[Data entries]
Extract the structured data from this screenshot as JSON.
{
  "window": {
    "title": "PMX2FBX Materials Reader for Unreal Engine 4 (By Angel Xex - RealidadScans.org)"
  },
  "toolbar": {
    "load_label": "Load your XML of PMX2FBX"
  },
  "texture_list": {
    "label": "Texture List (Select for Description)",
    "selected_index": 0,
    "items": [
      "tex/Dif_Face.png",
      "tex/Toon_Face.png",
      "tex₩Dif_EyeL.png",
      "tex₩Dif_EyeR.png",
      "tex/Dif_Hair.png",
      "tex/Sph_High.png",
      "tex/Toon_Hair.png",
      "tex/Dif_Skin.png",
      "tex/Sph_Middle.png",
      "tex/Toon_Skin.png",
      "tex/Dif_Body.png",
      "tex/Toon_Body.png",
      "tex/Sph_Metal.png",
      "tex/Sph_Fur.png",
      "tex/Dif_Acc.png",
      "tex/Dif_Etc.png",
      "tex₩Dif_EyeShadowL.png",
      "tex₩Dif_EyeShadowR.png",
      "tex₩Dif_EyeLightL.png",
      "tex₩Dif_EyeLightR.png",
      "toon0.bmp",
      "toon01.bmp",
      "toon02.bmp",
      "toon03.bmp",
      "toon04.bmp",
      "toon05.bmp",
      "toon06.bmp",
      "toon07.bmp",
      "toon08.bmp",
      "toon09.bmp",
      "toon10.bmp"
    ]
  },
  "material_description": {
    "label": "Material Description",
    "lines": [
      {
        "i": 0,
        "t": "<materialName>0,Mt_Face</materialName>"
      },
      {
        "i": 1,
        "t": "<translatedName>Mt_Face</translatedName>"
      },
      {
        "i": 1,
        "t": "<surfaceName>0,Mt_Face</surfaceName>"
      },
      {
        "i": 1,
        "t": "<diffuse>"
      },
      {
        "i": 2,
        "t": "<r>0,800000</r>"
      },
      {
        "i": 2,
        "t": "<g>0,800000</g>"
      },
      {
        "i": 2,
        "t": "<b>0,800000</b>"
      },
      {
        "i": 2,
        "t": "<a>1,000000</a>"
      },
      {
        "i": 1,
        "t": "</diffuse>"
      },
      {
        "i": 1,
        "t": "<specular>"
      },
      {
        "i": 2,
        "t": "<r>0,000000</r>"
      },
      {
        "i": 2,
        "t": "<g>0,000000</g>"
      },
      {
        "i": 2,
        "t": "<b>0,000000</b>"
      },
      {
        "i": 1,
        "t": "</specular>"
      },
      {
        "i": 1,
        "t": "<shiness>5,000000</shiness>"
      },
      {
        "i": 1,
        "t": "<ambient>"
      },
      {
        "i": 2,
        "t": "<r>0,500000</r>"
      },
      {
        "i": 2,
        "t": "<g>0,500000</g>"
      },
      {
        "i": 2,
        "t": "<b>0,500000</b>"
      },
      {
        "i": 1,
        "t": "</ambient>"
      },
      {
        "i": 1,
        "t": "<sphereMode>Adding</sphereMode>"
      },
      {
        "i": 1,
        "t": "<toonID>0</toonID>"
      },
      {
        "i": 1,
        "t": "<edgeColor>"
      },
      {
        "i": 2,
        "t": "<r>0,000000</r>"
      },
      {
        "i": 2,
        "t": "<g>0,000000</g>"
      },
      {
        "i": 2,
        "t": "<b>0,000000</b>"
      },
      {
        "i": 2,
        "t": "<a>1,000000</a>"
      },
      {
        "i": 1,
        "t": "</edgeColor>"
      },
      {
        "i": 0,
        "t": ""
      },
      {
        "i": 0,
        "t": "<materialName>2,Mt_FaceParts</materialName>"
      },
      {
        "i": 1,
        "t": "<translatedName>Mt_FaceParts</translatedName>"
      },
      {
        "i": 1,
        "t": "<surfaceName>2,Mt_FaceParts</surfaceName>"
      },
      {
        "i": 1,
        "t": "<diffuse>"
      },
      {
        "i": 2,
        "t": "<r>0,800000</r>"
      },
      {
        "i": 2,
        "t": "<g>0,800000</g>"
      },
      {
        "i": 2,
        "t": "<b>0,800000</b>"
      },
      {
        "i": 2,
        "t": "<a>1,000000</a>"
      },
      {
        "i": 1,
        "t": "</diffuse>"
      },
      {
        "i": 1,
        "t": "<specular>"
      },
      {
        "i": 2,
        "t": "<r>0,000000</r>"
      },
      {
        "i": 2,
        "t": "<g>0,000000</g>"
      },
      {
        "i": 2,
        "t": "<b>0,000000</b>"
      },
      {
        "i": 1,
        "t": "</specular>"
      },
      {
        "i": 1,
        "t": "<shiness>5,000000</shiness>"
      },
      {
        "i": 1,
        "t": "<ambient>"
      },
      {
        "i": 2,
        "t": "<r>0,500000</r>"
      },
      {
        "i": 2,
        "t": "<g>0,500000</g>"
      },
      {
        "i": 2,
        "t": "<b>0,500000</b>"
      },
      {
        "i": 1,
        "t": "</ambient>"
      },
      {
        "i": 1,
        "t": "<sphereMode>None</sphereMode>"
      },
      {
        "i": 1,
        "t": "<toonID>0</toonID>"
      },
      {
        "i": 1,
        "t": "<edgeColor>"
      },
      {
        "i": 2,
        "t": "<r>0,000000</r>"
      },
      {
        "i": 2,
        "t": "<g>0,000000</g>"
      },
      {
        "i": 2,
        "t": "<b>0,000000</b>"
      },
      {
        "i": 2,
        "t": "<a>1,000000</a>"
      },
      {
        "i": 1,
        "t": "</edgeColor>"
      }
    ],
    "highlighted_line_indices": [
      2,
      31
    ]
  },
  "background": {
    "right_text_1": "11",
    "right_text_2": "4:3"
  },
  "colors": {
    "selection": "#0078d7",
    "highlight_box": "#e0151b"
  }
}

Task details: From the records above, pull out each line that has "translatedName".

Result for this exercise:
        "t": "<translatedName>Mt_Face</translatedName>"
        "t": "<translatedName>Mt_FaceParts</translatedName>"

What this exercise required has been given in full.